■ Directions for this task ■
Examine the records and identify each line that includes the string "emoji". Copy those lines.

Extracted records:
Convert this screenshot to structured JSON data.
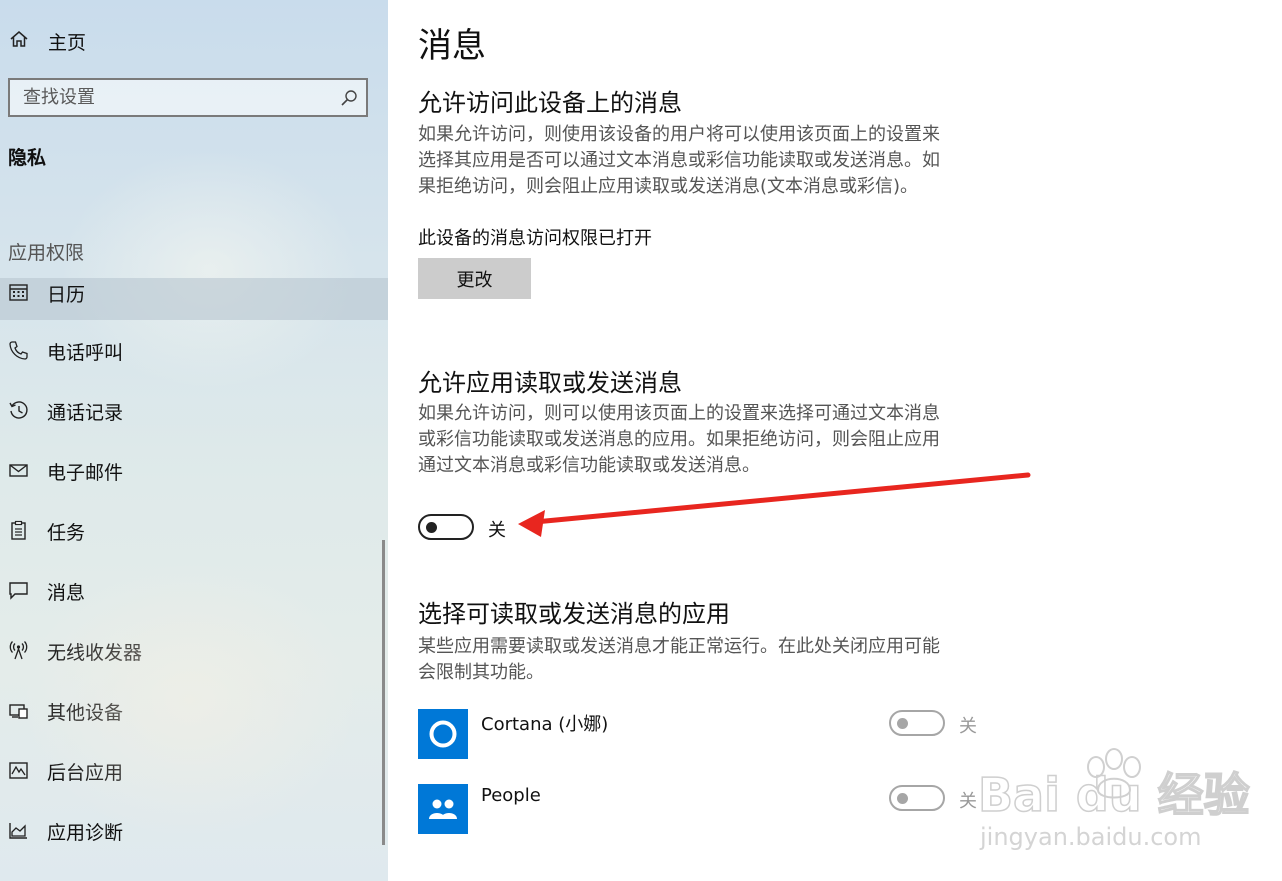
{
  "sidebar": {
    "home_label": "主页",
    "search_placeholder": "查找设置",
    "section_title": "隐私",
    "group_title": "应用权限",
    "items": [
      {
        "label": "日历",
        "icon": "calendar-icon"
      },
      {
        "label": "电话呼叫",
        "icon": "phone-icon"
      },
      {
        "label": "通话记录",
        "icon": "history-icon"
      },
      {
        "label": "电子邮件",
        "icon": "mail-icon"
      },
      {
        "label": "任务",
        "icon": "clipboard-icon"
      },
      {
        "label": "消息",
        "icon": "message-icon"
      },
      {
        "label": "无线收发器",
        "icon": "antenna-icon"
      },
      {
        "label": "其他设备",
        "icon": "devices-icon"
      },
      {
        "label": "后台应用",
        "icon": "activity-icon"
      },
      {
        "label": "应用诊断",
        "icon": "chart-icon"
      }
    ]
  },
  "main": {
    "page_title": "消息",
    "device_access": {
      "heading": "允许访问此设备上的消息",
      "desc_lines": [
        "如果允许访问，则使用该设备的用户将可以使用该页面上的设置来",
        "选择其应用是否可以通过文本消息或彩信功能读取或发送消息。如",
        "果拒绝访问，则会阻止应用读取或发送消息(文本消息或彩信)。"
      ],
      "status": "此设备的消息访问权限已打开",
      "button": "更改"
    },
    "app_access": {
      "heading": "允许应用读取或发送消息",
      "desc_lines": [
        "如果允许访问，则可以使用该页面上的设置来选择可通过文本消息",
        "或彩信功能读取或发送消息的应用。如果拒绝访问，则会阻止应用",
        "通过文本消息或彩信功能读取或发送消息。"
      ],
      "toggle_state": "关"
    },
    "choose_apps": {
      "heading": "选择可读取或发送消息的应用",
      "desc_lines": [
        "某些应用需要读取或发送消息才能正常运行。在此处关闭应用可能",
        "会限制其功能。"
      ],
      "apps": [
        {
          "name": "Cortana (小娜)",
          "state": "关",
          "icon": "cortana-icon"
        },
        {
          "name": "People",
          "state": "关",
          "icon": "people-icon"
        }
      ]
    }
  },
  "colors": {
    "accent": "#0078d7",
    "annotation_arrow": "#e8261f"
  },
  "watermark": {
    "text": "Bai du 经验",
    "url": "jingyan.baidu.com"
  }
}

==

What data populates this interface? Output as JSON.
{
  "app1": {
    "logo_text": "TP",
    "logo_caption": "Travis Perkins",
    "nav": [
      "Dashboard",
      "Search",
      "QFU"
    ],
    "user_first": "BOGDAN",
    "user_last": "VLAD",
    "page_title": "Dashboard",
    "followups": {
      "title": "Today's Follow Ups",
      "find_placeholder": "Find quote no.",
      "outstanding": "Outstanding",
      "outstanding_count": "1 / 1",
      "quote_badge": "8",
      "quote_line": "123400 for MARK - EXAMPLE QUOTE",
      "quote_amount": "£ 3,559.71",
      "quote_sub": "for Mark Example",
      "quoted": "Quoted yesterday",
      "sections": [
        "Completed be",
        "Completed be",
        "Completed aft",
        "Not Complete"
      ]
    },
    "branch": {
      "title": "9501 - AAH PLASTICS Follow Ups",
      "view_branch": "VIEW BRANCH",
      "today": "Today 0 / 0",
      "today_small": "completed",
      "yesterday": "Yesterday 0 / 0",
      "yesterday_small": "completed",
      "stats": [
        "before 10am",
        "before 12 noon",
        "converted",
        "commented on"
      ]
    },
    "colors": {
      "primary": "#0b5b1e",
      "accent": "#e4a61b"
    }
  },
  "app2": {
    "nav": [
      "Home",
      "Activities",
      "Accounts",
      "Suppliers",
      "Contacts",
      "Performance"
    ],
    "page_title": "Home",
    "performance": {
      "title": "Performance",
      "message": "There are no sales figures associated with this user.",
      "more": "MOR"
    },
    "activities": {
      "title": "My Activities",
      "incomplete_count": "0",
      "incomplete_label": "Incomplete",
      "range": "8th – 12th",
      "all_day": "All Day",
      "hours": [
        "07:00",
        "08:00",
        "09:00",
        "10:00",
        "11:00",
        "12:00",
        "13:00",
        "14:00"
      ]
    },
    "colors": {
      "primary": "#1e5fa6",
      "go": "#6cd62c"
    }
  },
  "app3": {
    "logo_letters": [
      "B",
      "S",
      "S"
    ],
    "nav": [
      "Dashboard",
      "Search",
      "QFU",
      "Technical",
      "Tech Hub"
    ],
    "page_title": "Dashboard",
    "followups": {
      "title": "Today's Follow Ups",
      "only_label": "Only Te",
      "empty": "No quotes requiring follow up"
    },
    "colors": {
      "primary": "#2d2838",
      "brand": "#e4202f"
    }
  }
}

==

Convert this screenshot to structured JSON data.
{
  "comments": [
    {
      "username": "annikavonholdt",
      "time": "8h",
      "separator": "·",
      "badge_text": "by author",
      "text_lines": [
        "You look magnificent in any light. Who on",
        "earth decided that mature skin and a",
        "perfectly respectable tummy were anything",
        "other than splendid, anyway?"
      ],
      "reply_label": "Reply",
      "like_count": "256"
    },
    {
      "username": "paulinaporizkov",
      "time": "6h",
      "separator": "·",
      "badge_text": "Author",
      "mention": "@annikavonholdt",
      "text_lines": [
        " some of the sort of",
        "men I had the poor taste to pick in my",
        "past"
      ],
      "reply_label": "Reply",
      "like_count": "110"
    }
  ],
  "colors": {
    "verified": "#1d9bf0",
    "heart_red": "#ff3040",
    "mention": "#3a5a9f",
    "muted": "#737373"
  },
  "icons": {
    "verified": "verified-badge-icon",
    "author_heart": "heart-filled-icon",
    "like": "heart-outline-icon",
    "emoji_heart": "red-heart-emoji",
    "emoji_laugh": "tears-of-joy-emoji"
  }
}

■ Full solution ■
    "emoji_heart": "red-heart-emoji",
    "emoji_laugh": "tears-of-joy-emoji"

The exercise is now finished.